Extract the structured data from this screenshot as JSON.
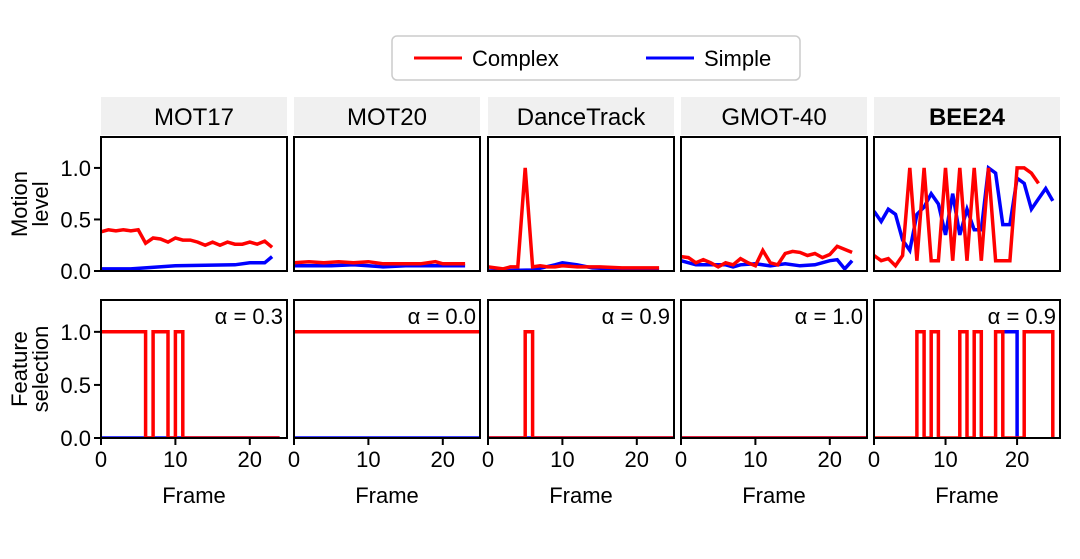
{
  "chart_data": {
    "type": "line",
    "legend": {
      "placement": "top-center",
      "entries": [
        {
          "label": "Complex",
          "color": "#ff0000"
        },
        {
          "label": "Simple",
          "color": "#0000ff"
        }
      ]
    },
    "panel_titles": [
      "MOT17",
      "MOT20",
      "DanceTrack",
      "GMOT-40",
      "BEE24"
    ],
    "bold_title_index": 4,
    "row_ylabels": [
      [
        "Motion",
        "level"
      ],
      [
        "Feature",
        "selection"
      ]
    ],
    "xlabel": "Frame",
    "x_ticks": [
      0,
      10,
      20
    ],
    "y_ticks": [
      0.0,
      0.5,
      1.0
    ],
    "y_tick_labels": [
      "0.0",
      "0.5",
      "1.0"
    ],
    "ylim": [
      0,
      1.3
    ],
    "xlims": [
      [
        0,
        25
      ],
      [
        0,
        25
      ],
      [
        0,
        25
      ],
      [
        0,
        25
      ],
      [
        0,
        26
      ]
    ],
    "alpha_labels": [
      "α = 0.3",
      "α = 0.0",
      "α = 0.9",
      "α = 1.0",
      "α = 0.9"
    ],
    "motion": [
      {
        "complex": [
          [
            0,
            0.38
          ],
          [
            1,
            0.4
          ],
          [
            2,
            0.39
          ],
          [
            3,
            0.4
          ],
          [
            4,
            0.39
          ],
          [
            5,
            0.4
          ],
          [
            6,
            0.27
          ],
          [
            7,
            0.32
          ],
          [
            8,
            0.31
          ],
          [
            9,
            0.28
          ],
          [
            10,
            0.32
          ],
          [
            11,
            0.3
          ],
          [
            12,
            0.3
          ],
          [
            13,
            0.28
          ],
          [
            14,
            0.25
          ],
          [
            15,
            0.28
          ],
          [
            16,
            0.25
          ],
          [
            17,
            0.28
          ],
          [
            18,
            0.26
          ],
          [
            19,
            0.26
          ],
          [
            20,
            0.28
          ],
          [
            21,
            0.26
          ],
          [
            22,
            0.29
          ],
          [
            23,
            0.23
          ]
        ],
        "simple": [
          [
            0,
            0.02
          ],
          [
            4,
            0.02
          ],
          [
            10,
            0.05
          ],
          [
            18,
            0.06
          ],
          [
            20,
            0.08
          ],
          [
            22,
            0.08
          ],
          [
            23,
            0.14
          ]
        ]
      },
      {
        "complex": [
          [
            0,
            0.08
          ],
          [
            2,
            0.09
          ],
          [
            4,
            0.08
          ],
          [
            6,
            0.09
          ],
          [
            8,
            0.08
          ],
          [
            10,
            0.09
          ],
          [
            12,
            0.07
          ],
          [
            14,
            0.07
          ],
          [
            17,
            0.07
          ],
          [
            19,
            0.09
          ],
          [
            20,
            0.07
          ],
          [
            23,
            0.07
          ]
        ],
        "simple": [
          [
            0,
            0.05
          ],
          [
            5,
            0.05
          ],
          [
            8,
            0.06
          ],
          [
            10,
            0.05
          ],
          [
            12,
            0.04
          ],
          [
            15,
            0.05
          ],
          [
            20,
            0.05
          ],
          [
            23,
            0.05
          ]
        ]
      },
      {
        "complex": [
          [
            0,
            0.04
          ],
          [
            1,
            0.03
          ],
          [
            2,
            0.02
          ],
          [
            3,
            0.04
          ],
          [
            4,
            0.04
          ],
          [
            5,
            1.0
          ],
          [
            6,
            0.04
          ],
          [
            7,
            0.05
          ],
          [
            8,
            0.04
          ],
          [
            9,
            0.04
          ],
          [
            10,
            0.05
          ],
          [
            12,
            0.04
          ],
          [
            15,
            0.04
          ],
          [
            18,
            0.03
          ],
          [
            20,
            0.03
          ],
          [
            23,
            0.03
          ]
        ],
        "simple": [
          [
            0,
            0.0
          ],
          [
            6,
            0.01
          ],
          [
            9,
            0.06
          ],
          [
            10,
            0.08
          ],
          [
            12,
            0.06
          ],
          [
            14,
            0.03
          ],
          [
            17,
            0.02
          ],
          [
            20,
            0.01
          ],
          [
            23,
            0.01
          ]
        ]
      },
      {
        "complex": [
          [
            0,
            0.14
          ],
          [
            1,
            0.13
          ],
          [
            2,
            0.08
          ],
          [
            3,
            0.11
          ],
          [
            4,
            0.08
          ],
          [
            5,
            0.04
          ],
          [
            6,
            0.08
          ],
          [
            7,
            0.06
          ],
          [
            8,
            0.12
          ],
          [
            9,
            0.08
          ],
          [
            10,
            0.05
          ],
          [
            11,
            0.2
          ],
          [
            12,
            0.08
          ],
          [
            13,
            0.06
          ],
          [
            14,
            0.17
          ],
          [
            15,
            0.19
          ],
          [
            16,
            0.18
          ],
          [
            17,
            0.15
          ],
          [
            18,
            0.17
          ],
          [
            19,
            0.13
          ],
          [
            20,
            0.16
          ],
          [
            21,
            0.24
          ],
          [
            22,
            0.21
          ],
          [
            23,
            0.18
          ]
        ],
        "simple": [
          [
            0,
            0.1
          ],
          [
            2,
            0.06
          ],
          [
            4,
            0.06
          ],
          [
            6,
            0.06
          ],
          [
            7,
            0.04
          ],
          [
            8,
            0.06
          ],
          [
            10,
            0.07
          ],
          [
            12,
            0.05
          ],
          [
            14,
            0.07
          ],
          [
            16,
            0.05
          ],
          [
            18,
            0.06
          ],
          [
            20,
            0.1
          ],
          [
            21,
            0.11
          ],
          [
            22,
            0.02
          ],
          [
            23,
            0.1
          ]
        ]
      },
      {
        "complex": [
          [
            0,
            0.15
          ],
          [
            1,
            0.1
          ],
          [
            2,
            0.12
          ],
          [
            3,
            0.05
          ],
          [
            4,
            0.15
          ],
          [
            5,
            1.0
          ],
          [
            6,
            0.1
          ],
          [
            7,
            1.0
          ],
          [
            8,
            0.1
          ],
          [
            9,
            0.1
          ],
          [
            10,
            1.0
          ],
          [
            11,
            0.1
          ],
          [
            12,
            1.0
          ],
          [
            13,
            0.1
          ],
          [
            14,
            1.0
          ],
          [
            15,
            0.1
          ],
          [
            16,
            1.0
          ],
          [
            17,
            0.1
          ],
          [
            18,
            0.1
          ],
          [
            19,
            0.1
          ],
          [
            20,
            1.0
          ],
          [
            21,
            1.0
          ],
          [
            22,
            0.95
          ],
          [
            23,
            0.85
          ]
        ],
        "simple": [
          [
            0,
            0.58
          ],
          [
            1,
            0.48
          ],
          [
            2,
            0.6
          ],
          [
            3,
            0.55
          ],
          [
            4,
            0.3
          ],
          [
            5,
            0.2
          ],
          [
            6,
            0.55
          ],
          [
            7,
            0.62
          ],
          [
            8,
            0.75
          ],
          [
            9,
            0.65
          ],
          [
            10,
            0.35
          ],
          [
            11,
            0.75
          ],
          [
            12,
            0.35
          ],
          [
            13,
            0.6
          ],
          [
            14,
            0.4
          ],
          [
            15,
            0.4
          ],
          [
            16,
            1.0
          ],
          [
            17,
            0.95
          ],
          [
            18,
            0.45
          ],
          [
            19,
            0.45
          ],
          [
            20,
            0.9
          ],
          [
            21,
            0.85
          ],
          [
            22,
            0.6
          ],
          [
            23,
            0.7
          ],
          [
            24,
            0.8
          ],
          [
            25,
            0.68
          ]
        ]
      }
    ],
    "selection": [
      {
        "complex": [
          [
            0,
            1
          ],
          [
            6,
            1
          ],
          [
            6,
            0
          ],
          [
            7,
            0
          ],
          [
            7,
            1
          ],
          [
            9,
            1
          ],
          [
            9,
            0
          ],
          [
            10,
            0
          ],
          [
            10,
            1
          ],
          [
            11,
            1
          ],
          [
            11,
            0
          ],
          [
            24,
            0
          ]
        ],
        "simple": [
          [
            0,
            0
          ],
          [
            24,
            0
          ]
        ]
      },
      {
        "complex": [
          [
            0,
            1
          ],
          [
            25,
            1
          ]
        ],
        "simple": [
          [
            0,
            0
          ],
          [
            25,
            0
          ]
        ]
      },
      {
        "complex": [
          [
            0,
            0
          ],
          [
            5,
            0
          ],
          [
            5,
            1
          ],
          [
            6,
            1
          ],
          [
            6,
            0
          ],
          [
            25,
            0
          ]
        ],
        "simple": [
          [
            0,
            0
          ],
          [
            25,
            0
          ]
        ]
      },
      {
        "complex": [
          [
            0,
            0
          ],
          [
            25,
            0
          ]
        ],
        "simple": [
          [
            0,
            0
          ],
          [
            25,
            0
          ]
        ]
      },
      {
        "complex": [
          [
            0,
            0
          ],
          [
            6,
            0
          ],
          [
            6,
            1
          ],
          [
            7,
            1
          ],
          [
            7,
            0
          ],
          [
            8,
            0
          ],
          [
            8,
            1
          ],
          [
            9,
            1
          ],
          [
            9,
            0
          ],
          [
            12,
            0
          ],
          [
            12,
            1
          ],
          [
            13,
            1
          ],
          [
            13,
            0
          ],
          [
            14,
            0
          ],
          [
            14,
            1
          ],
          [
            15,
            1
          ],
          [
            15,
            0
          ],
          [
            17,
            0
          ],
          [
            17,
            1
          ],
          [
            18,
            1
          ],
          [
            18,
            0
          ],
          [
            21,
            0
          ],
          [
            21,
            1
          ],
          [
            25,
            1
          ],
          [
            25,
            0
          ]
        ],
        "simple": [
          [
            18,
            1
          ],
          [
            20,
            1
          ],
          [
            20,
            0
          ]
        ]
      }
    ]
  }
}
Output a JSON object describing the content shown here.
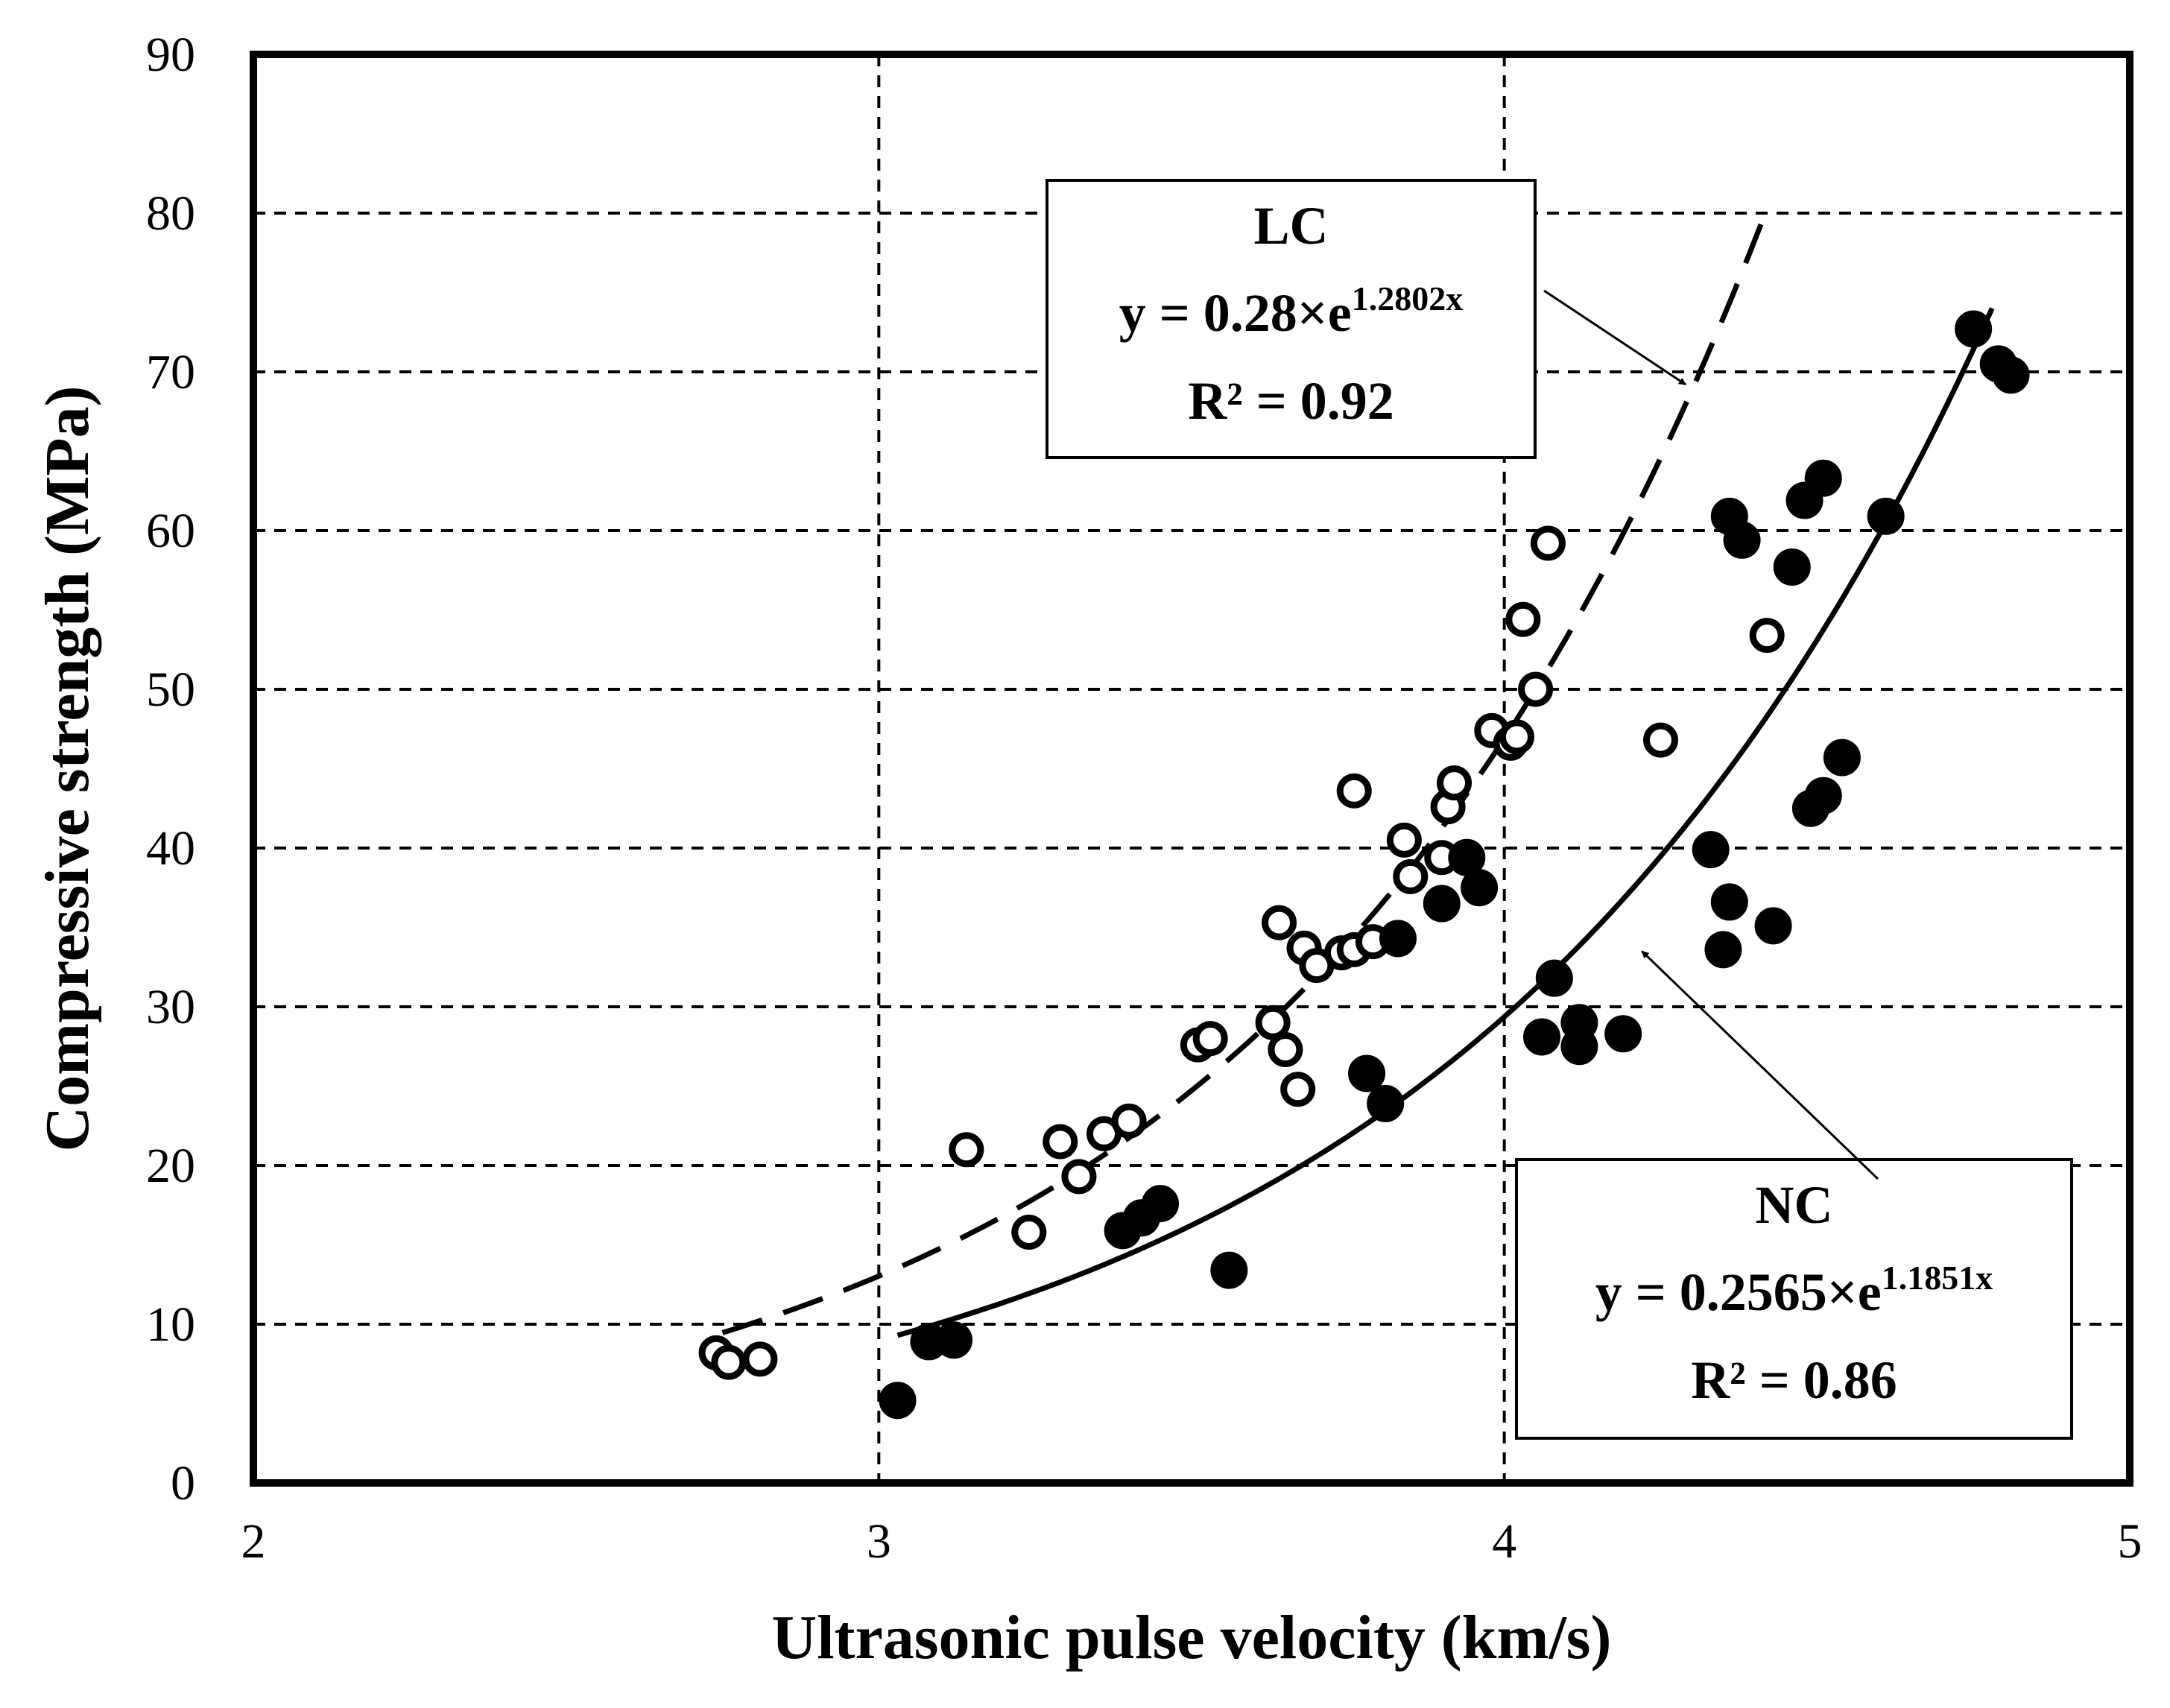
+++
(WORK TO BE COMPLETED) Identify which lines contain the word "JSON" and copy each one.

(WRITTEN SOLUTION)
Extract the structured data from this screenshot as JSON.
Output a JSON object describing the content shown here.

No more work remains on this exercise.